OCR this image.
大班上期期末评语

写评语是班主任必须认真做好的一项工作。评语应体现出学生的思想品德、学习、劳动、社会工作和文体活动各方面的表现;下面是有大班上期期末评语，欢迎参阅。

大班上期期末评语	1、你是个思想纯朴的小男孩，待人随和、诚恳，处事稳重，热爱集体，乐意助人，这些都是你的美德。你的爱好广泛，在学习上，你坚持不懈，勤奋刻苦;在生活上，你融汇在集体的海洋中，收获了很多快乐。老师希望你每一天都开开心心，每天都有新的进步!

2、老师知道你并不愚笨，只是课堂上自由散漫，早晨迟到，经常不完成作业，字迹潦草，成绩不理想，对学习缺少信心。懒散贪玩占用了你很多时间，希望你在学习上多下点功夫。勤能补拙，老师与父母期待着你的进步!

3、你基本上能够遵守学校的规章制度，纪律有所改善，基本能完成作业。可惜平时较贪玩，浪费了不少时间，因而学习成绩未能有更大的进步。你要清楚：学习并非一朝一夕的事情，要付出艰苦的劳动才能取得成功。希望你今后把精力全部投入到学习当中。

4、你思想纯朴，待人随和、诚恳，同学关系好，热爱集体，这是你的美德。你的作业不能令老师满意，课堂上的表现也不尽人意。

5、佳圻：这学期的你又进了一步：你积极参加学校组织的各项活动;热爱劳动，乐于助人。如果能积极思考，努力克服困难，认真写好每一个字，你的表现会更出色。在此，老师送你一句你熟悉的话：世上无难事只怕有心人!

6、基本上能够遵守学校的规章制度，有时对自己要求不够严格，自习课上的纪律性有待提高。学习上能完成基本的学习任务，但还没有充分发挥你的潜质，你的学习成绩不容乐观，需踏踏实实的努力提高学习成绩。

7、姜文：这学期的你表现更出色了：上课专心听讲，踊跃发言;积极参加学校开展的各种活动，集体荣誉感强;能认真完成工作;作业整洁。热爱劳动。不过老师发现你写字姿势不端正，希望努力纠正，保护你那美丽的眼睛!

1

## Exercise details
Transcribe all lines as written.

## In response
OCR this image.
大班上期期末评语

写评语是班主任必须认真做好的一项工作。评语应体现出学生的思想品德、学习、劳动、社会工作和文体活动各方面的表现;下面是有大班上期期末评语，欢迎参阅。

大班上期期末评语	1、你是个思想纯朴的小男孩，待人随和、诚恳，处事稳重，热爱集体，乐意助人，这些都是你的美德。你的爱好广泛，在学习上，你坚持不懈，勤奋刻苦;在生活上，你融汇在集体的海洋中，收获了很多快乐。老师希望你每一天都开开心心，每天都有新的进步!

2、老师知道你并不愚笨，只是课堂上自由散漫，早晨迟到，经常不完成作业，字迹潦草，成绩不理想，对学习缺少信心。懒散贪玩占用了你很多时间，希望你在学习上多下点功夫。勤能补拙，老师与父母期待着你的进步!

3、你基本上能够遵守学校的规章制度，纪律有所改善，基本能完成作业。可惜平时较贪玩，浪费了不少时间，因而学习成绩未能有更大的进步。你要清楚：学习并非一朝一夕的事情，要付出艰苦的劳动才能取得成功。希望你今后把精力全部投入到学习当中。

4、你思想纯朴，待人随和、诚恳，同学关系好，热爱集体，这是你的美德。你的作业不能令老师满意，课堂上的表现也不尽人意。

5、佳圻：这学期的你又进了一步：你积极参加学校组织的各项活动;热爱劳动，乐于助人。如果能积极思考，努力克服困难，认真写好每一个字，你的表现会更出色。在此，老师送你一句你熟悉的话：世上无难事只怕有心人!

6、基本上能够遵守学校的规章制度，有时对自己要求不够严格，自习课上的纪律性有待提高。学习上能完成基本的学习任务，但还没有充分发挥你的潜质，你的学习成绩不容乐观，需踏踏实实的努力提高学习成绩。

7、姜文：这学期的你表现更出色了：上课专心听讲，踊跃发言;积极参加学校开展的各种活动，集体荣誉感强;能认真完成工作;作业整洁。热爱劳动。不过老师发现你写字姿势不端正，希望努力纠正，保护你那美丽的眼睛!

1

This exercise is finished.